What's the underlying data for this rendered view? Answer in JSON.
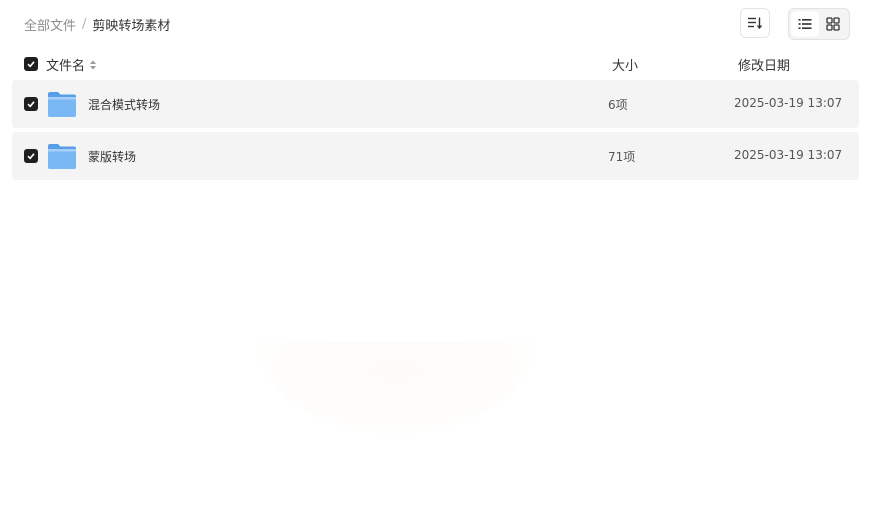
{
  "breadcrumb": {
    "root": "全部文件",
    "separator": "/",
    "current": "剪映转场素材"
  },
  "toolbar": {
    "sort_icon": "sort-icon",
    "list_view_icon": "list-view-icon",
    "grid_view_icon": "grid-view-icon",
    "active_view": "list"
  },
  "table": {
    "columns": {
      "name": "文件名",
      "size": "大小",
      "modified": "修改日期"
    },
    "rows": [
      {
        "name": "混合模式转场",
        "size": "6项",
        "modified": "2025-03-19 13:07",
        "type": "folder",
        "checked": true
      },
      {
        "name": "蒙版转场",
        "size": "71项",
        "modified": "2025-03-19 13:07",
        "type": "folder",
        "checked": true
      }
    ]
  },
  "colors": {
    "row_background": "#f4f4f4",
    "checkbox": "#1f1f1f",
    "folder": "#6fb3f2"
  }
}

• EXERCISE AIM: Transcribe all of the material exactly, leaving out whatever pictures it contains.

• CORRECT RESPONSE:
What's the underlying data for this rendered view? Answer in JSON.
{
  "breadcrumb": {
    "root": "全部文件",
    "separator": "/",
    "current": "剪映转场素材"
  },
  "toolbar": {
    "sort_icon": "sort-icon",
    "list_view_icon": "list-view-icon",
    "grid_view_icon": "grid-view-icon",
    "active_view": "list"
  },
  "table": {
    "columns": {
      "name": "文件名",
      "size": "大小",
      "modified": "修改日期"
    },
    "rows": [
      {
        "name": "混合模式转场",
        "size": "6项",
        "modified": "2025-03-19 13:07",
        "type": "folder",
        "checked": true
      },
      {
        "name": "蒙版转场",
        "size": "71项",
        "modified": "2025-03-19 13:07",
        "type": "folder",
        "checked": true
      }
    ]
  },
  "colors": {
    "row_background": "#f4f4f4",
    "checkbox": "#1f1f1f",
    "folder": "#6fb3f2"
  }
}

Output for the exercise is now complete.